- [Exercise details] Identify each line in the records below that contains the word "package", and copy it.

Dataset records

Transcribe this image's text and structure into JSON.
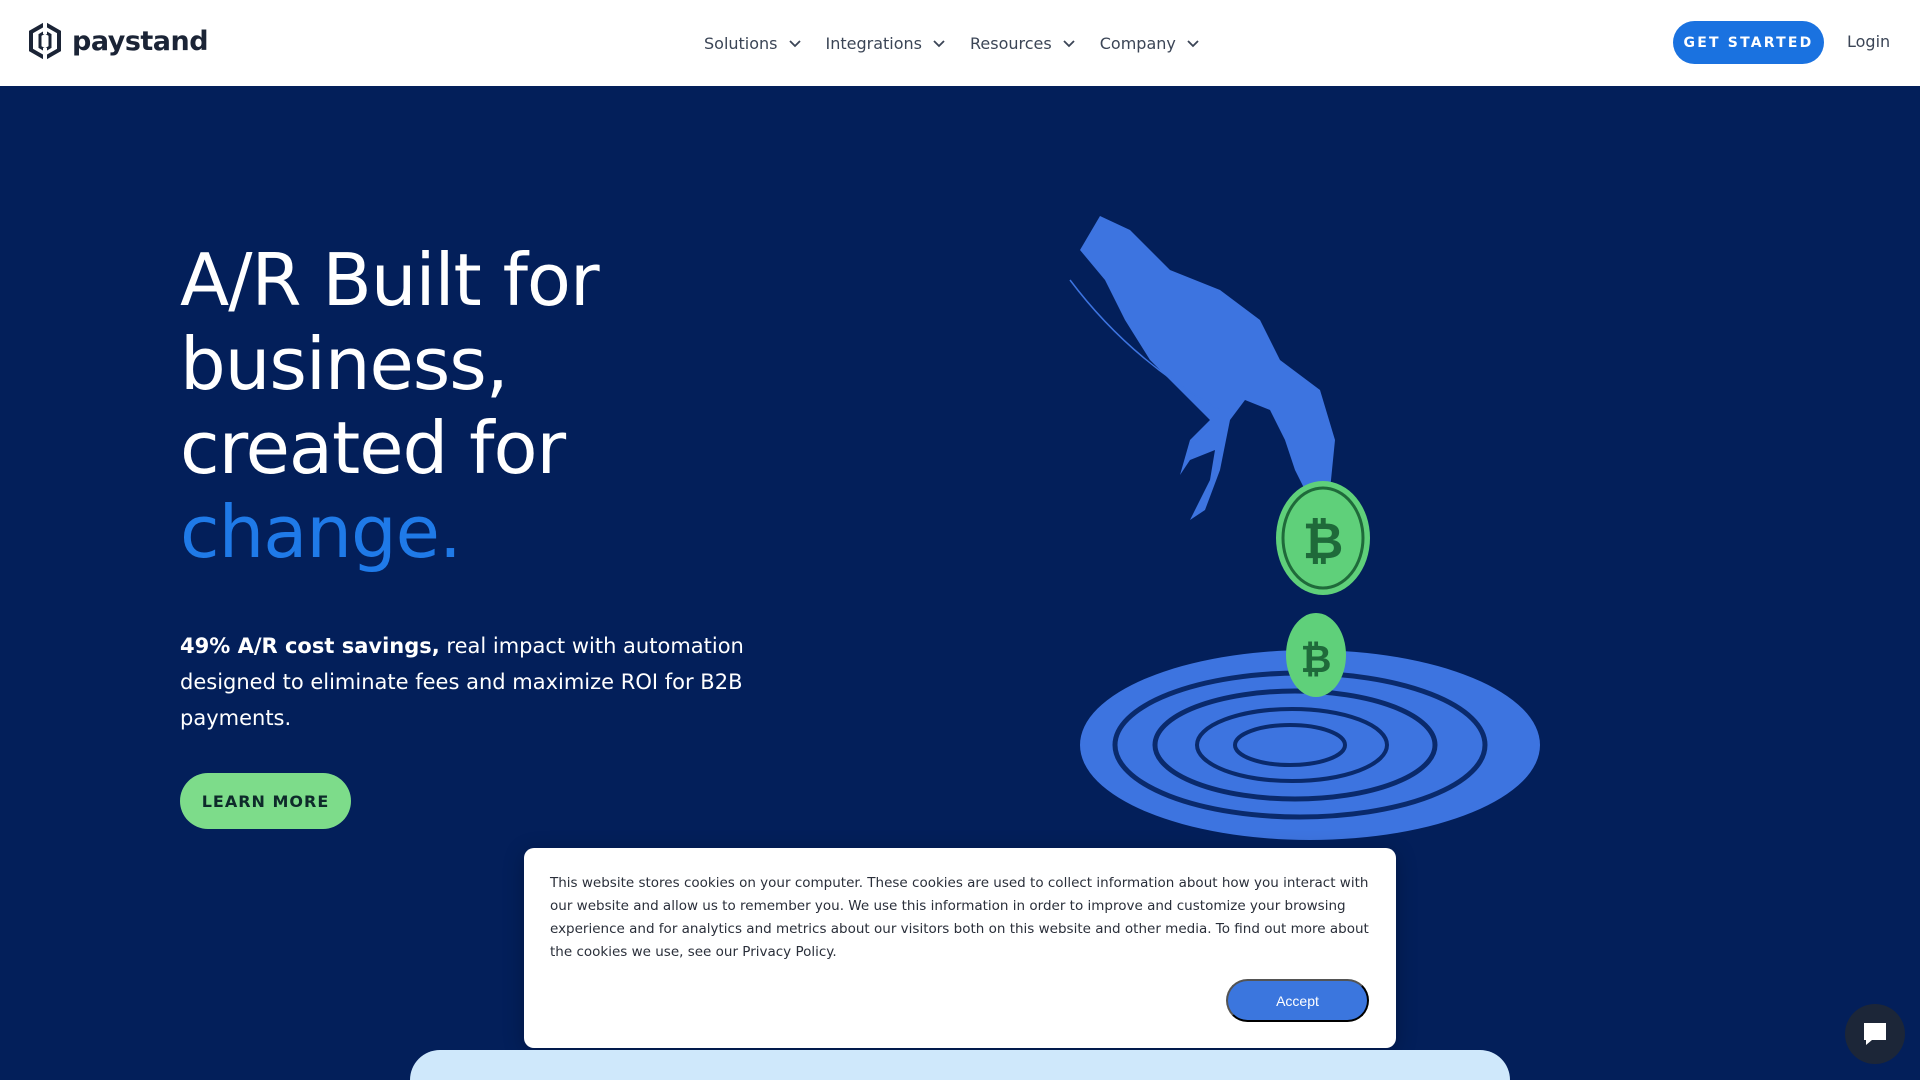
{
  "header": {
    "logo_text": "paystand",
    "nav": [
      {
        "label": "Solutions"
      },
      {
        "label": "Integrations"
      },
      {
        "label": "Resources"
      },
      {
        "label": "Company"
      }
    ],
    "get_started": "GET STARTED",
    "login": "Login"
  },
  "hero": {
    "title_line1": "A/R Built for",
    "title_line2": "business,",
    "title_line3": "created for",
    "title_accent": "change.",
    "subtitle_bold": "49% A/R cost savings,",
    "subtitle_rest": " real impact with automation designed to eliminate fees and maximize ROI for B2B payments.",
    "learn_more": "LEARN MORE"
  },
  "cookie": {
    "text": "This website stores cookies on your computer. These cookies are used to collect information about how you interact with our website and allow us to remember you. We use this information in order to improve and customize your browsing experience and for analytics and metrics about our visitors both on this website and other media. To find out more about the cookies we use, see our Privacy Policy.",
    "accept": "Accept"
  },
  "colors": {
    "hero_bg": "#031f5a",
    "accent_blue": "#1f7ae8",
    "cta_blue": "#1a72e0",
    "learn_more_green": "#7ddc8a",
    "coin_green": "#5fd07a",
    "art_blue": "#3d74e0"
  },
  "icons": {
    "logo": "paystand-hexagon-logo",
    "chevron": "chevron-down-icon",
    "chat": "chat-bubble-icon"
  }
}
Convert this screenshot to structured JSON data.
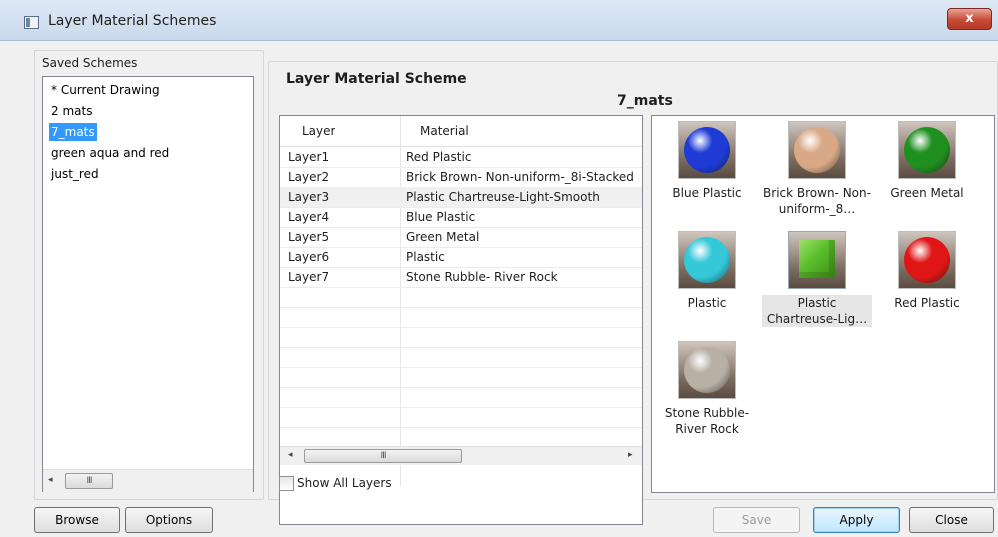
{
  "window": {
    "title": "Layer Material Schemes",
    "close_glyph": "x"
  },
  "saved_schemes": {
    "group_label": "Saved Schemes",
    "items": [
      {
        "label": "* Current Drawing",
        "selected": false
      },
      {
        "label": "2 mats",
        "selected": false
      },
      {
        "label": "7_mats",
        "selected": true
      },
      {
        "label": "green aqua and red",
        "selected": false
      },
      {
        "label": "just_red",
        "selected": false
      }
    ],
    "scroll_left": "◂",
    "scroll_grip": "III"
  },
  "scheme": {
    "group_label": "Layer Material Scheme",
    "name": "7_mats",
    "columns": [
      "Layer",
      "Material"
    ],
    "rows": [
      {
        "layer": "Layer1",
        "material": "Red Plastic",
        "selected": false
      },
      {
        "layer": "Layer2",
        "material": "Brick Brown- Non-uniform-_8i-Stacked",
        "selected": false
      },
      {
        "layer": "Layer3",
        "material": "Plastic Chartreuse-Light-Smooth",
        "selected": true
      },
      {
        "layer": "Layer4",
        "material": "Blue Plastic",
        "selected": false
      },
      {
        "layer": "Layer5",
        "material": "Green Metal",
        "selected": false
      },
      {
        "layer": "Layer6",
        "material": "Plastic",
        "selected": false
      },
      {
        "layer": "Layer7",
        "material": "Stone Rubble- River Rock",
        "selected": false
      }
    ],
    "scroll_left": "◂",
    "scroll_right": "▸",
    "scroll_grip": "III",
    "show_all_layers_label": "Show All Layers",
    "show_all_layers_checked": false
  },
  "swatches": [
    {
      "label": "Blue Plastic",
      "kind": "sphere",
      "color": "#1e3bd6",
      "selected": false
    },
    {
      "label": "Brick Brown- Non-uniform-_8…",
      "kind": "sphere",
      "color": "#d9a987",
      "selected": false
    },
    {
      "label": "Green Metal",
      "kind": "sphere",
      "color": "#1f8f1f",
      "selected": false
    },
    {
      "label": "Plastic",
      "kind": "sphere",
      "color": "#34c8d8",
      "selected": false
    },
    {
      "label": "Plastic Chartreuse-Lig…",
      "kind": "cube",
      "color": "#5bbd2b",
      "selected": true
    },
    {
      "label": "Red Plastic",
      "kind": "sphere",
      "color": "#e01616",
      "selected": false
    },
    {
      "label": "Stone Rubble- River Rock",
      "kind": "sphere",
      "color": "#b8b0a5",
      "selected": false
    }
  ],
  "buttons": {
    "browse": "Browse",
    "options": "Options",
    "save": "Save",
    "apply": "Apply",
    "close": "Close"
  }
}
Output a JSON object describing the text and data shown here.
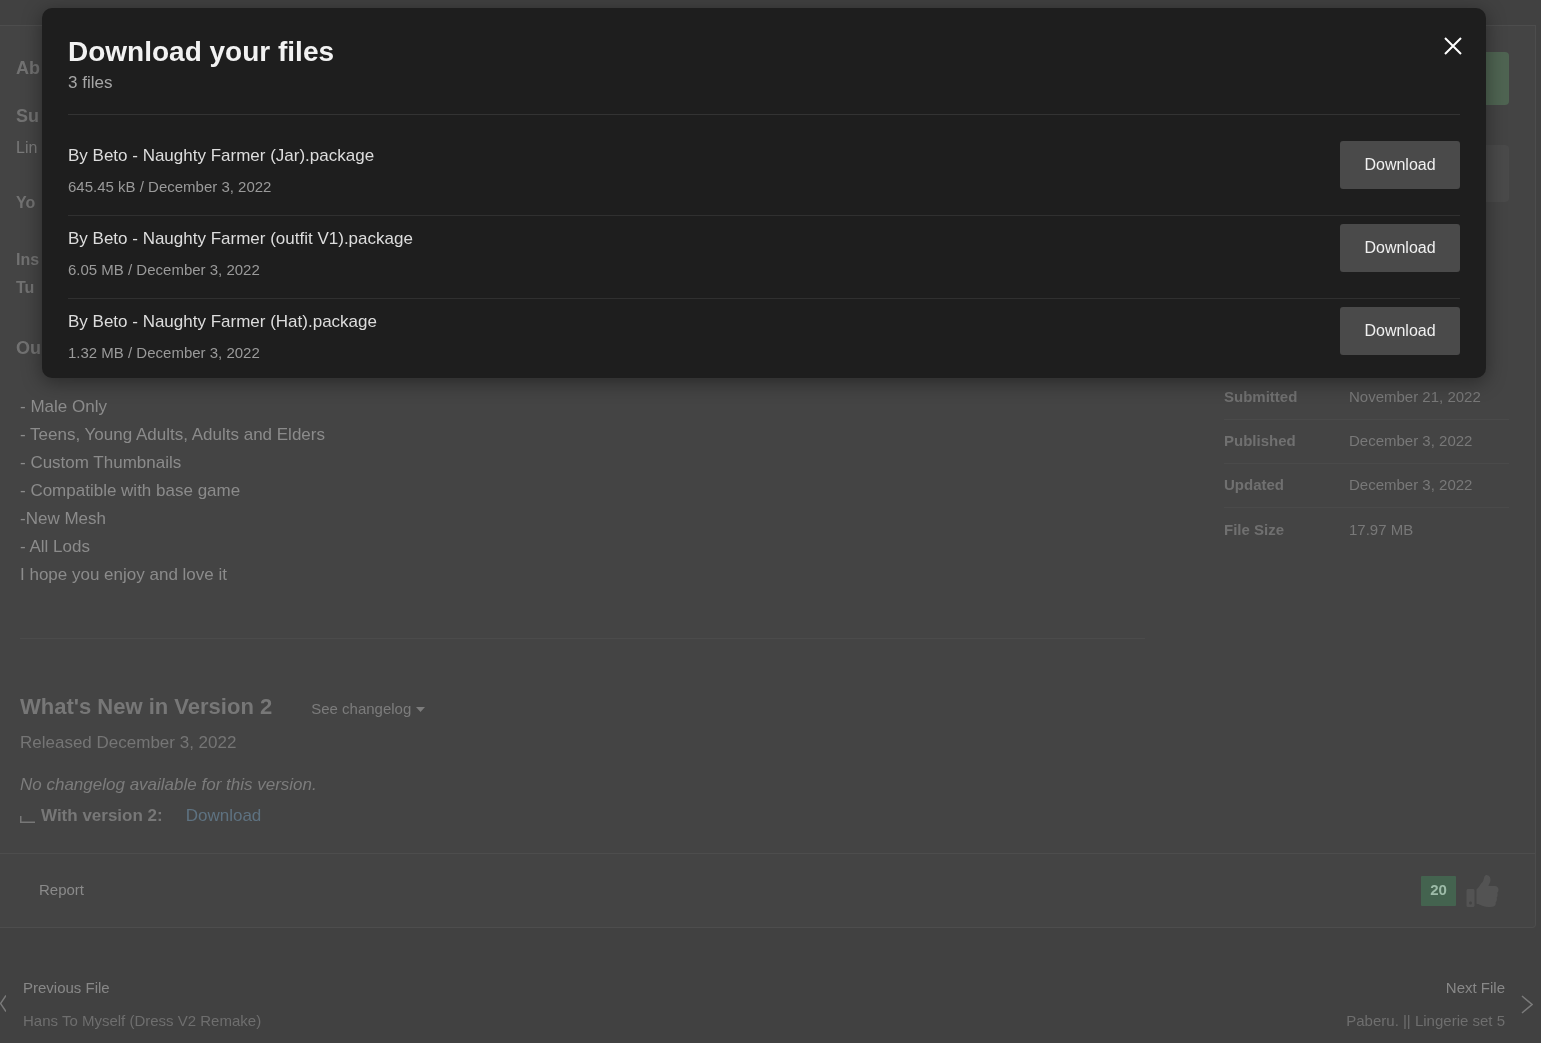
{
  "dialog": {
    "title": "Download your files",
    "subtitle": "3 files",
    "files": [
      {
        "name": "By Beto - Naughty Farmer (Jar).package",
        "meta": "645.45 kB / December 3, 2022",
        "button": "Download"
      },
      {
        "name": "By Beto - Naughty Farmer (outfit V1).package",
        "meta": "6.05 MB / December 3, 2022",
        "button": "Download"
      },
      {
        "name": "By Beto - Naughty Farmer (Hat).package",
        "meta": "1.32 MB / December 3, 2022",
        "button": "Download"
      }
    ]
  },
  "page": {
    "fragments": [
      {
        "kind": "heading",
        "text": "Ab"
      },
      {
        "kind": "heading",
        "text": "Su"
      },
      {
        "kind": "text",
        "text": "Lin"
      },
      {
        "kind": "label",
        "text": "Yo"
      },
      {
        "kind": "label",
        "text": "Ins"
      },
      {
        "kind": "label",
        "text": "Tu"
      },
      {
        "kind": "heading",
        "text": "Ou"
      }
    ],
    "features": [
      "- Male Only",
      "- Teens, Young Adults, Adults and Elders",
      "- Custom Thumbnails",
      "- Compatible with base game",
      "-New Mesh",
      "- All Lods",
      "I hope you enjoy and love it"
    ],
    "whats_new": {
      "title": "What's New in Version 2",
      "changelog_toggle": "See changelog",
      "released": "Released December 3, 2022",
      "note": "No changelog available for this version.",
      "with_version_label": "With version 2:",
      "download_link": "Download"
    },
    "details": [
      {
        "label": "Submitted",
        "value": "November 21, 2022"
      },
      {
        "label": "Published",
        "value": "December 3, 2022"
      },
      {
        "label": "Updated",
        "value": "December 3, 2022"
      },
      {
        "label": "File Size",
        "value": "17.97 MB"
      }
    ],
    "footer": {
      "report": "Report",
      "likes": "20"
    },
    "pagination": {
      "previous": {
        "label": "Previous File",
        "title": "Hans To Myself (Dress V2 Remake)"
      },
      "next": {
        "label": "Next File",
        "title": "Paberu. || Lingerie set 5"
      }
    }
  }
}
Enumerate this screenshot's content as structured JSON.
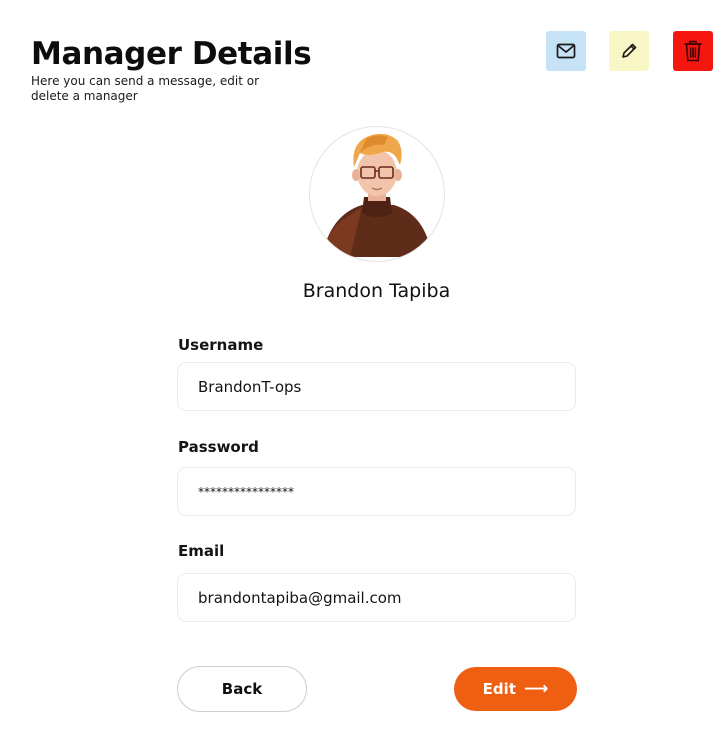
{
  "header": {
    "title": "Manager Details",
    "subtitle": "Here you can send a message, edit or delete a manager"
  },
  "actions": {
    "mail_icon": "mail-icon",
    "edit_icon": "pencil-icon",
    "delete_icon": "trash-icon",
    "colors": {
      "mail_bg": "#c6e2f6",
      "edit_bg": "#f7f6c4",
      "delete_bg": "#f5170f"
    }
  },
  "profile": {
    "name": "Brandon Tapiba"
  },
  "fields": {
    "username": {
      "label": "Username",
      "value": "BrandonT-ops"
    },
    "password": {
      "label": "Password",
      "value": "****************"
    },
    "email": {
      "label": "Email",
      "value": "brandontapiba@gmail.com"
    }
  },
  "buttons": {
    "back_label": "Back",
    "edit_label": "Edit",
    "edit_arrow": "⟶",
    "accent": "#ef5f12"
  }
}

- [Finished answer]
        "name": "By Beto - Naughty Farmer (Jar).package",
        "name": "By Beto - Naughty Farmer (outfit V1).package",
        "name": "By Beto - Naughty Farmer (Hat).package",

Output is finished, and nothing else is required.